Recast the entries from the very first line through the line containing "605, 493, 632]" as a Markdown table with the columns "Row" and "Line", numbering each row and leaving out any blank lines.

Layout annotation entries:
============================================================

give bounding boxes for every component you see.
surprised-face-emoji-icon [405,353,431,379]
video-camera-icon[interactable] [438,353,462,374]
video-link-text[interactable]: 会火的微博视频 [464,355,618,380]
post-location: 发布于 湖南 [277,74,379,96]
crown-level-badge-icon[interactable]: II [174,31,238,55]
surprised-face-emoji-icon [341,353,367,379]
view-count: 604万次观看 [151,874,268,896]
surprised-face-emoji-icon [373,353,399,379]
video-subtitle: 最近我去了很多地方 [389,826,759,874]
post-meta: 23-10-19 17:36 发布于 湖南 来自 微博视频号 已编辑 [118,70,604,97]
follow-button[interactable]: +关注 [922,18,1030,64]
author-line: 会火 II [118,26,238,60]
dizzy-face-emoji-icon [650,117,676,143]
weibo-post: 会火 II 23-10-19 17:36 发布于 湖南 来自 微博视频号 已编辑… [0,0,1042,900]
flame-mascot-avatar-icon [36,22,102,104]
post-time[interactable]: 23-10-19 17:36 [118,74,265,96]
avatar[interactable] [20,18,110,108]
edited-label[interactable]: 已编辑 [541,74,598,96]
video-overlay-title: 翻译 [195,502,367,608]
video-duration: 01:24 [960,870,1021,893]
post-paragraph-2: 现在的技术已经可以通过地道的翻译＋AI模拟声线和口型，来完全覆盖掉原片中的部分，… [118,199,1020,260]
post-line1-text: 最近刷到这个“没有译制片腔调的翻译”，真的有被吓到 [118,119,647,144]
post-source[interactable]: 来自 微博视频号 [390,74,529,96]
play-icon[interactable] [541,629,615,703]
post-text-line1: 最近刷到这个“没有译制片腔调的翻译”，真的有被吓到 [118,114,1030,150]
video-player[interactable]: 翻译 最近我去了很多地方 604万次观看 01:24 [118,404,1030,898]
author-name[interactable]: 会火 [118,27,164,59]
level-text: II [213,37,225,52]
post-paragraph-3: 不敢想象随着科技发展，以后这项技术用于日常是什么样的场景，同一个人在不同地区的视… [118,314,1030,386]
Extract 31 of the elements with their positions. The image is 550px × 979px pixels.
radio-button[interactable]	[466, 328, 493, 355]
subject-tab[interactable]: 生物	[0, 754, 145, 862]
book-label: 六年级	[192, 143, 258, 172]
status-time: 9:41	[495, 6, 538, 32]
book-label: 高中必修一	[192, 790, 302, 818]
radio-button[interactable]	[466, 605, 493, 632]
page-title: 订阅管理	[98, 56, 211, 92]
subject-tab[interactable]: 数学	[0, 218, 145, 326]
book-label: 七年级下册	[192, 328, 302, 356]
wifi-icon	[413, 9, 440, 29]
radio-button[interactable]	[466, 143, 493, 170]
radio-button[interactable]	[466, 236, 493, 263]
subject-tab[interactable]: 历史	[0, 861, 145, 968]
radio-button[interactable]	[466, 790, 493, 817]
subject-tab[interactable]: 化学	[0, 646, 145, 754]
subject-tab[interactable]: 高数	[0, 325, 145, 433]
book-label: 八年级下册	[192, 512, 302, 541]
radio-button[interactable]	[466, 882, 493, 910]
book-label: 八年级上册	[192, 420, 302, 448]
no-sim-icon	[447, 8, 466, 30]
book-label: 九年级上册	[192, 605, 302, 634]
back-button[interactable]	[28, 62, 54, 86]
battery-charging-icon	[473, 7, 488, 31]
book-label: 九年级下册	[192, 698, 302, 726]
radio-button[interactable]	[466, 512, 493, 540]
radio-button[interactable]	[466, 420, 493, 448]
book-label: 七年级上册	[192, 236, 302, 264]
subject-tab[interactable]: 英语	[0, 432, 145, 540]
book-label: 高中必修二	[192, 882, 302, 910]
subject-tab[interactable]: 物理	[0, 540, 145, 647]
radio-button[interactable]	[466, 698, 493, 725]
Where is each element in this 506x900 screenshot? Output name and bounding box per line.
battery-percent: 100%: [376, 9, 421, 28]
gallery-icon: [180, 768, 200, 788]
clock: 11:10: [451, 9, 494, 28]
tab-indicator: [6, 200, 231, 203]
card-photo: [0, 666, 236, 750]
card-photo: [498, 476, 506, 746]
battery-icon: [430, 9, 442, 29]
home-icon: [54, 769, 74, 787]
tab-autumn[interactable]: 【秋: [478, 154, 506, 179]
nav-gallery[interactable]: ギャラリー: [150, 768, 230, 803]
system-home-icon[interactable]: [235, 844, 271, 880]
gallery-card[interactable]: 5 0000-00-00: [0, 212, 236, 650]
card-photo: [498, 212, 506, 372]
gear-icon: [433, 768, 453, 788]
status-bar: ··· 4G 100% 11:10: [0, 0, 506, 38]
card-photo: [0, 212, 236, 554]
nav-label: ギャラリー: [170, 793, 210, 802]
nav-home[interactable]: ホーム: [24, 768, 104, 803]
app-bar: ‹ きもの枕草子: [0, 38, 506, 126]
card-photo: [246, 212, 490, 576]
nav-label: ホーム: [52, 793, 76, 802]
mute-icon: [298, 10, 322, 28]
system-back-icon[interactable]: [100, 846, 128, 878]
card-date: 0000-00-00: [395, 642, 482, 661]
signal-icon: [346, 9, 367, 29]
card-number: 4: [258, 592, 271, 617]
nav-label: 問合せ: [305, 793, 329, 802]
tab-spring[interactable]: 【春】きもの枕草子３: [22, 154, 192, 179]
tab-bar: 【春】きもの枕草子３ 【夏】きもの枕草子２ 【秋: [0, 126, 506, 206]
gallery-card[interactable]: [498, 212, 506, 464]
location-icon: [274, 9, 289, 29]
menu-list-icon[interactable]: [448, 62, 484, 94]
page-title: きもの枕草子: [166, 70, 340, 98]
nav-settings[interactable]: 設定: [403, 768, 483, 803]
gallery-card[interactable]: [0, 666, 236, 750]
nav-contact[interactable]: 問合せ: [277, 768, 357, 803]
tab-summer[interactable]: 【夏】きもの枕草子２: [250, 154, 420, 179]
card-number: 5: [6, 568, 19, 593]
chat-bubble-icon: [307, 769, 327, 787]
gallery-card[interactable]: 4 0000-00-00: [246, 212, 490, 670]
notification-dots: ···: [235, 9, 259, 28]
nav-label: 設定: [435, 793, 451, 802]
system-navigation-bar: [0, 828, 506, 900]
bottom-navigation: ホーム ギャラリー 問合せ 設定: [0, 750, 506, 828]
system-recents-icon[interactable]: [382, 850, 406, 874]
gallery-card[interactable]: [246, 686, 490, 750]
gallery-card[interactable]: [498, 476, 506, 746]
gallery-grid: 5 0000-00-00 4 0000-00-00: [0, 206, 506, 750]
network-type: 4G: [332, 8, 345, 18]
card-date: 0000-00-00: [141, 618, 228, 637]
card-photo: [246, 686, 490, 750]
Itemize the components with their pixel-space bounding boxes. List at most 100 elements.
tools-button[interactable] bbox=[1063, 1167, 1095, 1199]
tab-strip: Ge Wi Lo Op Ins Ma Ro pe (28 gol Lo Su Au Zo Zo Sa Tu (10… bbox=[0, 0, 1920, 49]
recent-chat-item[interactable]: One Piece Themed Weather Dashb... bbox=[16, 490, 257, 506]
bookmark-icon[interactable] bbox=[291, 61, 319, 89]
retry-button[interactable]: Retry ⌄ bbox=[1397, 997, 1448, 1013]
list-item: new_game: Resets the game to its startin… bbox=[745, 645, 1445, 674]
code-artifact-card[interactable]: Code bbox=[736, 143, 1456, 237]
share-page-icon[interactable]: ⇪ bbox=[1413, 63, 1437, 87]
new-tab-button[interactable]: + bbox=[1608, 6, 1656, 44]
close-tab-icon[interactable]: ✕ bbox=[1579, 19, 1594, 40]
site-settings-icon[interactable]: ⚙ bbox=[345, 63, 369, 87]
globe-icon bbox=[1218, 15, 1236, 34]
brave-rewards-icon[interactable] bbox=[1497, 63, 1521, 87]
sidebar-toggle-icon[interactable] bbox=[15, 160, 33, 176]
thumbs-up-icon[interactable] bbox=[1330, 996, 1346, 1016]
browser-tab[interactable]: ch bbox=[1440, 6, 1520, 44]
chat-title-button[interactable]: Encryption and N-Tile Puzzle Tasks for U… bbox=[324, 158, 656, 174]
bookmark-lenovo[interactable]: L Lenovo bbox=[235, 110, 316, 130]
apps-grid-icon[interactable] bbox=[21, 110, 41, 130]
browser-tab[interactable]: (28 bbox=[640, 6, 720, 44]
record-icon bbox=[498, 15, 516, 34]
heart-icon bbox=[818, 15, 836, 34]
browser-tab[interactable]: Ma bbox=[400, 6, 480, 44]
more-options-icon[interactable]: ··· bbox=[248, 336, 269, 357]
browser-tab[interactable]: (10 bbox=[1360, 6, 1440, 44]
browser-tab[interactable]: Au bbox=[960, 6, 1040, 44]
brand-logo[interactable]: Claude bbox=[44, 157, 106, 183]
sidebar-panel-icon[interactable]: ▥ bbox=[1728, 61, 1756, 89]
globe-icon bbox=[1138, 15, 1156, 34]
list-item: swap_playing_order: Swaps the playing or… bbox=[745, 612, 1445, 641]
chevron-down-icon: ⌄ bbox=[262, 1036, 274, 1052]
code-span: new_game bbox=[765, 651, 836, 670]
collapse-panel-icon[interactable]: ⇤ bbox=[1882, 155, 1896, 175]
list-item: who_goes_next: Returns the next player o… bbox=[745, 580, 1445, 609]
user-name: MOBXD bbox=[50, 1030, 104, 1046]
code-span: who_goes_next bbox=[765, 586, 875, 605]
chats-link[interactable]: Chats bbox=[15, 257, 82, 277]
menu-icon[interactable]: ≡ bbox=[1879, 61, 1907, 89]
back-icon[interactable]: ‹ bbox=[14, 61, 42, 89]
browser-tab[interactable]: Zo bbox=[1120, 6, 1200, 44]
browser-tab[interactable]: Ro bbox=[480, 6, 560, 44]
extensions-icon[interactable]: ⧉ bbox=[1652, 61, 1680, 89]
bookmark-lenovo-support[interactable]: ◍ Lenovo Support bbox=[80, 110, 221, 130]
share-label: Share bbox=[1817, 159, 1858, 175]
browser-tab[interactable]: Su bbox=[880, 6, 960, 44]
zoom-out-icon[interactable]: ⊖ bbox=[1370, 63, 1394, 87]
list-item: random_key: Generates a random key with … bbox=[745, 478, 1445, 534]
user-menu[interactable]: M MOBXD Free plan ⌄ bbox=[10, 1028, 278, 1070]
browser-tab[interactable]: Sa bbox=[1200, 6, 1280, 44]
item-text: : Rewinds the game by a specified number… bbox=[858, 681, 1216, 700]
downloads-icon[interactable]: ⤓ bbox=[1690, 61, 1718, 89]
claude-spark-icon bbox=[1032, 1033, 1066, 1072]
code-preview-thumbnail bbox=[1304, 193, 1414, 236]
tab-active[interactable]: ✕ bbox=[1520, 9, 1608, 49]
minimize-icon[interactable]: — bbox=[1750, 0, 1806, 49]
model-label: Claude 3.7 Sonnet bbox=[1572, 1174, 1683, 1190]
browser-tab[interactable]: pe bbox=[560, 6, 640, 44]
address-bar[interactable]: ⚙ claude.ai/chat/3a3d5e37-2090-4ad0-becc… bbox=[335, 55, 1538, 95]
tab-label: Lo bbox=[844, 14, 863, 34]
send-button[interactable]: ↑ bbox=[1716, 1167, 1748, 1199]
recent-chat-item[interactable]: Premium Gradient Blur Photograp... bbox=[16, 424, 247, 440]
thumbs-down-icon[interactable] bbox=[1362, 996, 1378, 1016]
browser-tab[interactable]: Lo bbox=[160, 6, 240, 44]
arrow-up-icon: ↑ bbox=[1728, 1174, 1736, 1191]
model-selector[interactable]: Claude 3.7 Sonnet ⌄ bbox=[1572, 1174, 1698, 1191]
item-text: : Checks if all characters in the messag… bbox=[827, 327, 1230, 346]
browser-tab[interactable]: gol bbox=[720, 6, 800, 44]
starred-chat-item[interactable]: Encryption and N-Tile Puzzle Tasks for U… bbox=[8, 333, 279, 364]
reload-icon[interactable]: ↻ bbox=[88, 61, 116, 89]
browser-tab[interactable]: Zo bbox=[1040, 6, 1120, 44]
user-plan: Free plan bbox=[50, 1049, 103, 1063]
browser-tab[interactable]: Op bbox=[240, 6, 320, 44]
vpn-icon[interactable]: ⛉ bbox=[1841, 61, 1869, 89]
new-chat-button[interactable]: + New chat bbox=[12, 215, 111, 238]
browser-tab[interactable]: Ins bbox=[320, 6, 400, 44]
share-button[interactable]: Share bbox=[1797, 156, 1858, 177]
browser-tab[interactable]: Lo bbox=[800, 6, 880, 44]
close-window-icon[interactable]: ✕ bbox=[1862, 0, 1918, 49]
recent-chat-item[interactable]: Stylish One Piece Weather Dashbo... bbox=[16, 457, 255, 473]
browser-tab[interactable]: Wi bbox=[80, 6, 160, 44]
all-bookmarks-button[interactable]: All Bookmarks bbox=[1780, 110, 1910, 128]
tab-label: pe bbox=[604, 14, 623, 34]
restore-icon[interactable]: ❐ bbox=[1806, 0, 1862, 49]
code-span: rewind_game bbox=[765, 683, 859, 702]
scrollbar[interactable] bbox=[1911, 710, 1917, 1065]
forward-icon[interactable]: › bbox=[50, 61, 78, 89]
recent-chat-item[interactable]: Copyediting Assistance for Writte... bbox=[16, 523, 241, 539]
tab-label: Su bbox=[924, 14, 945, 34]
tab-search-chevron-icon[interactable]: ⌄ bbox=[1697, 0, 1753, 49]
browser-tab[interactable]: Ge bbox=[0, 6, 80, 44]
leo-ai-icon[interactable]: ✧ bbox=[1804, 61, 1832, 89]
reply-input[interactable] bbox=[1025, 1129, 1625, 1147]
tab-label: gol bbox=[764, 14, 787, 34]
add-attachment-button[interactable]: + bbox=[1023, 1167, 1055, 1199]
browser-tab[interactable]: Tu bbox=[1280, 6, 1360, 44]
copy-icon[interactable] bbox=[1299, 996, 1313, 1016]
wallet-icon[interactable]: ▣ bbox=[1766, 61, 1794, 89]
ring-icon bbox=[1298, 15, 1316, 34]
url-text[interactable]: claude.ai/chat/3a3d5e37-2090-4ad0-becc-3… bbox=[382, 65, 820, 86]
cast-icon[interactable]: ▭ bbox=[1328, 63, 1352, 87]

============================================================

• _Complete response_:
| Row | Line |
|---|---|
| 1 | give bounding boxes for every component you see. |
| 2 | surprised-face-emoji-icon [405,353,431,379] |
| 3 | video-camera-icon[interactable] [438,353,462,374] |
| 4 | video-link-text[interactable]: 会火的微博视频 [464,355,618,380] |
| 5 | post-location: 发布于 湖南 [277,74,379,96] |
| 6 | crown-level-badge-icon[interactable]: II [174,31,238,55] |
| 7 | surprised-face-emoji-icon [341,353,367,379] |
| 8 | view-count: 604万次观看 [151,874,268,896] |
| 9 | surprised-face-emoji-icon [373,353,399,379] |
| 10 | video-subtitle: 最近我去了很多地方 [389,826,759,874] |
| 11 | post-meta: 23-10-19 17:36 发布于 湖南 来自 微博视频号 已编辑 [118,70,604,97] |
| 12 | follow-button[interactable]: +关注 [922,18,1030,64] |
| 13 | author-line: 会火 II [118,26,238,60] |
| 14 | dizzy-face-emoji-icon [650,117,676,143] |
| 15 | weibo-post: 会火 II 23-10-19 17:36 发布于 湖南 来自 微博视频号 已编辑… [0,0,1042,900] |
| 16 | flame-mascot-avatar-icon [36,22,102,104] |
| 17 | post-time[interactable]: 23-10-19 17:36 [118,74,265,96] |
| 18 | avatar[interactable] [20,18,110,108] |
| 19 | edited-label[interactable]: 已编辑 [541,74,598,96] |
| 20 | video-overlay-title: 翻译 [195,502,367,608] |
| 21 | video-duration: 01:24 [960,870,1021,893] |
| 22 | post-paragraph-2: 现在的技术已经可以通过地道的翻译＋AI模拟声线和口型，来完全覆盖掉原片中的部分，… [118,199,1020,260] |
| 23 | post-line1-text: 最近刷到这个“没有译制片腔调的翻译”，真的有被吓到 [118,119,647,144] |
| 24 | post-source[interactable]: 来自 微博视频号 [390,74,529,96] |
| 25 | play-icon[interactable] [541,629,615,703] |
| 26 | post-text-line1: 最近刷到这个“没有译制片腔调的翻译”，真的有被吓到 [118,114,1030,150] |
| 27 | video-player[interactable]: 翻译 最近我去了很多地方 604万次观看 01:24 [118,404,1030,898] |
| 28 | author-name[interactable]: 会火 [118,27,164,59] |
| 29 | level-text: II [213,37,225,52] |
| 30 | post-paragraph-3: 不敢想象随着科技发展，以后这项技术用于日常是什么样的场景，同一个人在不同地区的视… [118,314,1030,386] |
| 31 | Extract 31 of the elements with their positions. The image is 550px × 979px pixels. |
| 32 | radio-button[interactable]	[466, 328, 493, 355] |
| 33 | subject-tab[interactable]: 生物	[0, 754, 145, 862] |
| 34 | book-label: 六年级	[192, 143, 258, 172] |
| 35 | status-time: 9:41	[495, 6, 538, 32] |
| 36 | book-label: 高中必修一	[192, 790, 302, 818] |
| 37 | radio-button[interactable]	[466, 605, 493, 632] |